WHAT YOU WILL DO: Find the lines holding "trên" and copy them.

Figure record extracts
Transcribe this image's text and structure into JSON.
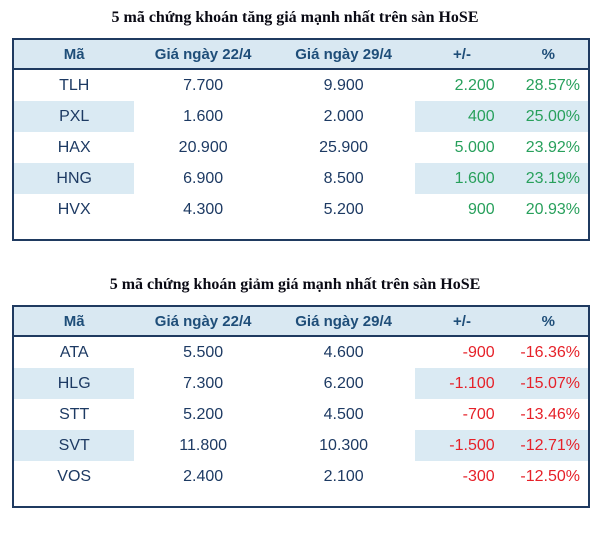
{
  "colors": {
    "gain_text": "#28a05c",
    "loss_text": "#e62129",
    "header_text": "#1f4e79",
    "body_text": "#1d3a63",
    "header_bg": "#d9e8f2",
    "stripe_bg": "#daeaf3",
    "table_border": "#1f3a60",
    "page_bg": "#ffffff"
  },
  "tables": [
    {
      "title": "5 mã chứng khoán tăng giá mạnh nhất trên sàn HoSE",
      "columns": [
        "Mã",
        "Giá ngày 22/4",
        "Giá ngày 29/4",
        "+/-",
        "%"
      ],
      "rows": [
        {
          "code": "TLH",
          "price_22_4": "7.700",
          "price_29_4": "9.900",
          "change": "2.200",
          "percent": "28.57%"
        },
        {
          "code": "PXL",
          "price_22_4": "1.600",
          "price_29_4": "2.000",
          "change": "400",
          "percent": "25.00%"
        },
        {
          "code": "HAX",
          "price_22_4": "20.900",
          "price_29_4": "25.900",
          "change": "5.000",
          "percent": "23.92%"
        },
        {
          "code": "HNG",
          "price_22_4": "6.900",
          "price_29_4": "8.500",
          "change": "1.600",
          "percent": "23.19%"
        },
        {
          "code": "HVX",
          "price_22_4": "4.300",
          "price_29_4": "5.200",
          "change": "900",
          "percent": "20.93%"
        }
      ]
    },
    {
      "title": "5 mã chứng khoán giảm giá mạnh nhất trên sàn HoSE",
      "columns": [
        "Mã",
        "Giá ngày 22/4",
        "Giá ngày 29/4",
        "+/-",
        "%"
      ],
      "rows": [
        {
          "code": "ATA",
          "price_22_4": "5.500",
          "price_29_4": "4.600",
          "change": "-900",
          "percent": "-16.36%"
        },
        {
          "code": "HLG",
          "price_22_4": "7.300",
          "price_29_4": "6.200",
          "change": "-1.100",
          "percent": "-15.07%"
        },
        {
          "code": "STT",
          "price_22_4": "5.200",
          "price_29_4": "4.500",
          "change": "-700",
          "percent": "-13.46%"
        },
        {
          "code": "SVT",
          "price_22_4": "11.800",
          "price_29_4": "10.300",
          "change": "-1.500",
          "percent": "-12.71%"
        },
        {
          "code": "VOS",
          "price_22_4": "2.400",
          "price_29_4": "2.100",
          "change": "-300",
          "percent": "-12.50%"
        }
      ]
    }
  ]
}
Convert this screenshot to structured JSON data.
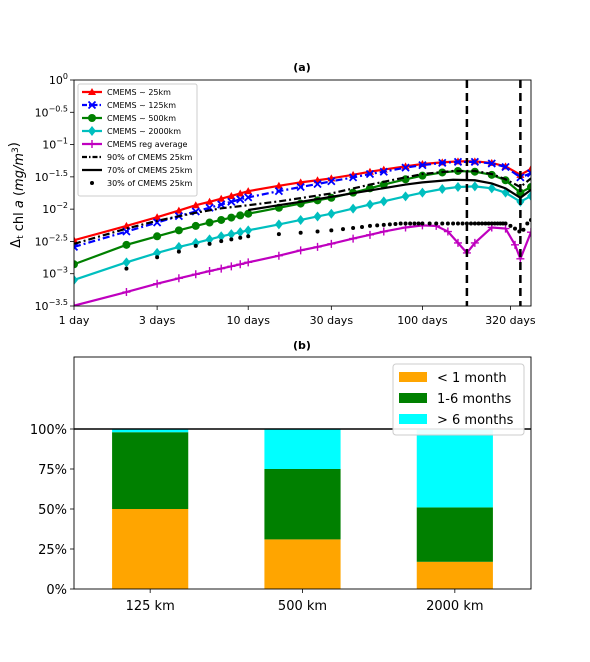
{
  "chart_data": [
    {
      "type": "line",
      "title": "(a)",
      "ylabel": "Δ_t chl a (mg/m^3)",
      "ylabel_parts": [
        "Δ",
        "t",
        " chl ",
        "a",
        " (",
        "mg/m",
        "3",
        ")"
      ],
      "xscale": "log",
      "yscale": "log",
      "xlim": [
        1,
        420
      ],
      "ylim_log10": [
        -3.5,
        0
      ],
      "x_ticks": [
        1,
        3,
        10,
        30,
        100,
        320
      ],
      "x_tick_labels": [
        "1 day",
        "3 days",
        "10 days",
        "30 days",
        "100 days",
        "320 days"
      ],
      "y_ticks_log10": [
        0,
        -0.5,
        -1,
        -1.5,
        -2,
        -2.5,
        -3,
        -3.5
      ],
      "y_tick_labels": [
        {
          "base": "10",
          "exp": "0"
        },
        {
          "base": "10",
          "exp": "−0.5"
        },
        {
          "base": "10",
          "exp": "−1"
        },
        {
          "base": "10",
          "exp": "−1.5"
        },
        {
          "base": "10",
          "exp": "−2"
        },
        {
          "base": "10",
          "exp": "−2.5"
        },
        {
          "base": "10",
          "exp": "−3"
        },
        {
          "base": "10",
          "exp": "−3.5"
        }
      ],
      "vlines": [
        180,
        365
      ],
      "legend_position": "upper-left",
      "series": [
        {
          "name": "CMEMS ~ 25km",
          "color": "#ff0000",
          "marker": "triangle",
          "style": "solid",
          "x": [
            1,
            2,
            3,
            4,
            5,
            6,
            7,
            8,
            9,
            10,
            15,
            20,
            25,
            30,
            40,
            50,
            60,
            80,
            100,
            130,
            160,
            200,
            250,
            300,
            365,
            420
          ],
          "y": [
            0.0033,
            0.0055,
            0.0075,
            0.0095,
            0.0115,
            0.013,
            0.0145,
            0.016,
            0.0175,
            0.019,
            0.023,
            0.026,
            0.028,
            0.03,
            0.034,
            0.038,
            0.041,
            0.046,
            0.05,
            0.053,
            0.055,
            0.055,
            0.052,
            0.046,
            0.034,
            0.042
          ]
        },
        {
          "name": "CMEMS ~ 125km",
          "color": "#0000ff",
          "marker": "x",
          "style": "dashdot",
          "x": [
            1,
            2,
            3,
            4,
            5,
            6,
            7,
            8,
            9,
            10,
            15,
            20,
            25,
            30,
            40,
            50,
            60,
            80,
            100,
            130,
            160,
            200,
            250,
            300,
            365,
            420
          ],
          "y": [
            0.0026,
            0.0045,
            0.0062,
            0.0078,
            0.0092,
            0.0105,
            0.0118,
            0.013,
            0.0142,
            0.0152,
            0.019,
            0.022,
            0.0245,
            0.027,
            0.031,
            0.035,
            0.038,
            0.044,
            0.048,
            0.052,
            0.054,
            0.054,
            0.051,
            0.045,
            0.031,
            0.036
          ]
        },
        {
          "name": "CMEMS ~ 500km",
          "color": "#008000",
          "marker": "circle",
          "style": "solid",
          "x": [
            1,
            2,
            3,
            4,
            5,
            6,
            7,
            8,
            9,
            10,
            15,
            20,
            25,
            30,
            40,
            50,
            60,
            80,
            100,
            130,
            160,
            200,
            250,
            300,
            365,
            420
          ],
          "y": [
            0.0014,
            0.0028,
            0.0038,
            0.0047,
            0.0055,
            0.0062,
            0.0068,
            0.0074,
            0.008,
            0.0085,
            0.0105,
            0.0122,
            0.0137,
            0.015,
            0.018,
            0.021,
            0.024,
            0.029,
            0.033,
            0.037,
            0.039,
            0.038,
            0.034,
            0.028,
            0.018,
            0.022
          ]
        },
        {
          "name": "CMEMS ~ 2000km",
          "color": "#00bfbf",
          "marker": "diamond",
          "style": "solid",
          "x": [
            1,
            2,
            3,
            4,
            5,
            6,
            7,
            8,
            9,
            10,
            15,
            20,
            25,
            30,
            40,
            50,
            60,
            80,
            100,
            130,
            160,
            200,
            250,
            300,
            365,
            420
          ],
          "y": [
            0.0008,
            0.0015,
            0.0021,
            0.0026,
            0.003,
            0.0034,
            0.0038,
            0.0041,
            0.0044,
            0.0047,
            0.0058,
            0.0068,
            0.0077,
            0.0085,
            0.0102,
            0.0118,
            0.0132,
            0.0158,
            0.018,
            0.0205,
            0.022,
            0.0225,
            0.021,
            0.018,
            0.013,
            0.016
          ]
        },
        {
          "name": "CMEMS reg average",
          "color": "#bf00bf",
          "marker": "plus",
          "style": "solid",
          "x": [
            1,
            2,
            3,
            4,
            5,
            6,
            7,
            8,
            9,
            10,
            15,
            20,
            25,
            30,
            40,
            50,
            60,
            80,
            100,
            120,
            140,
            160,
            180,
            200,
            250,
            300,
            340,
            365,
            420
          ],
          "y": [
            0.00032,
            0.00052,
            0.0007,
            0.00085,
            0.00098,
            0.0011,
            0.0012,
            0.0013,
            0.0014,
            0.0015,
            0.0019,
            0.0023,
            0.0026,
            0.0029,
            0.0035,
            0.004,
            0.0045,
            0.0052,
            0.0056,
            0.0055,
            0.0045,
            0.003,
            0.0021,
            0.003,
            0.0052,
            0.005,
            0.0028,
            0.0017,
            0.0044
          ]
        },
        {
          "name": "90% of CMEMS 25km",
          "color": "#000000",
          "marker": "none",
          "style": "dashdot",
          "x": [
            1,
            2,
            3,
            5,
            7,
            10,
            15,
            20,
            30,
            50,
            80,
            100,
            150,
            200,
            250,
            300,
            365,
            420
          ],
          "y": [
            0.0029,
            0.005,
            0.0066,
            0.0088,
            0.0103,
            0.0115,
            0.0132,
            0.0148,
            0.0175,
            0.024,
            0.031,
            0.035,
            0.039,
            0.039,
            0.035,
            0.029,
            0.022,
            0.03
          ]
        },
        {
          "name": "70% of CMEMS 25km",
          "color": "#000000",
          "marker": "none",
          "style": "solid",
          "x": [
            10,
            15,
            20,
            30,
            50,
            80,
            100,
            150,
            200,
            250,
            300,
            365,
            420
          ],
          "y": [
            0.0097,
            0.0115,
            0.013,
            0.0155,
            0.0195,
            0.024,
            0.026,
            0.0285,
            0.028,
            0.025,
            0.021,
            0.015,
            0.02
          ]
        },
        {
          "name": "30% of CMEMS 25km",
          "color": "#000000",
          "marker": "dot",
          "style": "none",
          "x": [
            2,
            3,
            4,
            5,
            6,
            7,
            8,
            9,
            10,
            15,
            20,
            25,
            30,
            35,
            40,
            45,
            50,
            55,
            60,
            65,
            70,
            75,
            80,
            85,
            90,
            95,
            100,
            110,
            120,
            130,
            140,
            150,
            160,
            170,
            180,
            190,
            200,
            210,
            220,
            230,
            240,
            250,
            260,
            270,
            280,
            290,
            300,
            320,
            340,
            360,
            380,
            400,
            420
          ],
          "y": [
            0.0012,
            0.0018,
            0.0022,
            0.0027,
            0.0029,
            0.0032,
            0.0034,
            0.0036,
            0.0038,
            0.0041,
            0.0043,
            0.0045,
            0.0047,
            0.0049,
            0.0051,
            0.0053,
            0.0055,
            0.0056,
            0.0057,
            0.0058,
            0.0059,
            0.006,
            0.006,
            0.006,
            0.006,
            0.006,
            0.006,
            0.006,
            0.006,
            0.006,
            0.006,
            0.006,
            0.006,
            0.006,
            0.006,
            0.006,
            0.006,
            0.006,
            0.006,
            0.006,
            0.006,
            0.006,
            0.006,
            0.006,
            0.006,
            0.006,
            0.006,
            0.0055,
            0.005,
            0.0045,
            0.0048,
            0.006,
            0.0068
          ]
        }
      ]
    },
    {
      "type": "bar",
      "stacked": true,
      "title": "(b)",
      "categories": [
        "125 km",
        "500 km",
        "2000 km"
      ],
      "y_ticks": [
        0,
        25,
        50,
        75,
        100
      ],
      "y_tick_labels": [
        "0%",
        "25%",
        "50%",
        "75%",
        "100%"
      ],
      "ylim": [
        0,
        145
      ],
      "hline": 100,
      "legend_position": "upper-right",
      "series": [
        {
          "name": "< 1 month",
          "color": "#ffa500",
          "values": [
            50,
            31,
            17
          ]
        },
        {
          "name": "1-6 months",
          "color": "#008000",
          "values": [
            48,
            44,
            34
          ]
        },
        {
          "name": "> 6 months",
          "color": "#00ffff",
          "values": [
            2,
            25,
            49
          ]
        }
      ]
    }
  ]
}
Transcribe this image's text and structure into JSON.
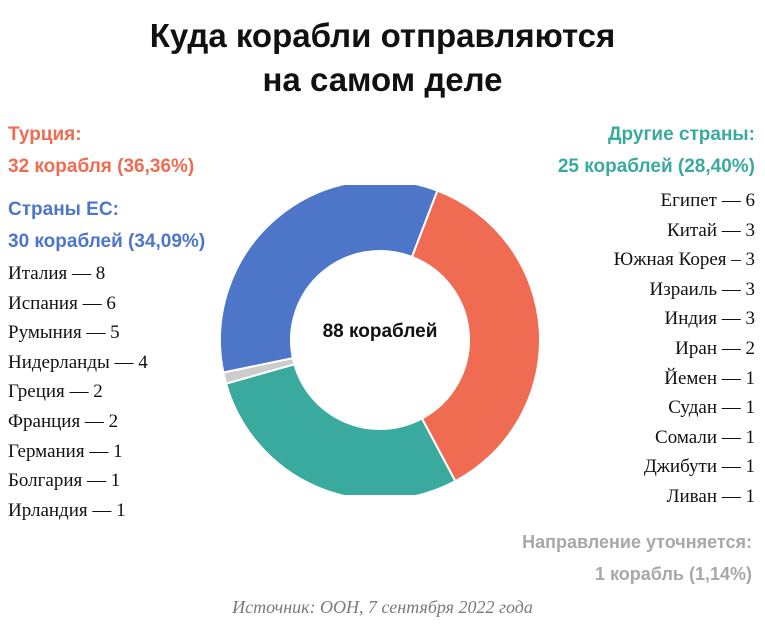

SOLUTION TO THE EXERCISE:
      "title": "5 mã chứng khoán tăng giá mạnh nhất trên sàn HoSE",
      "title": "5 mã chứng khoán giảm giá mạnh nhất trên sàn HoSE",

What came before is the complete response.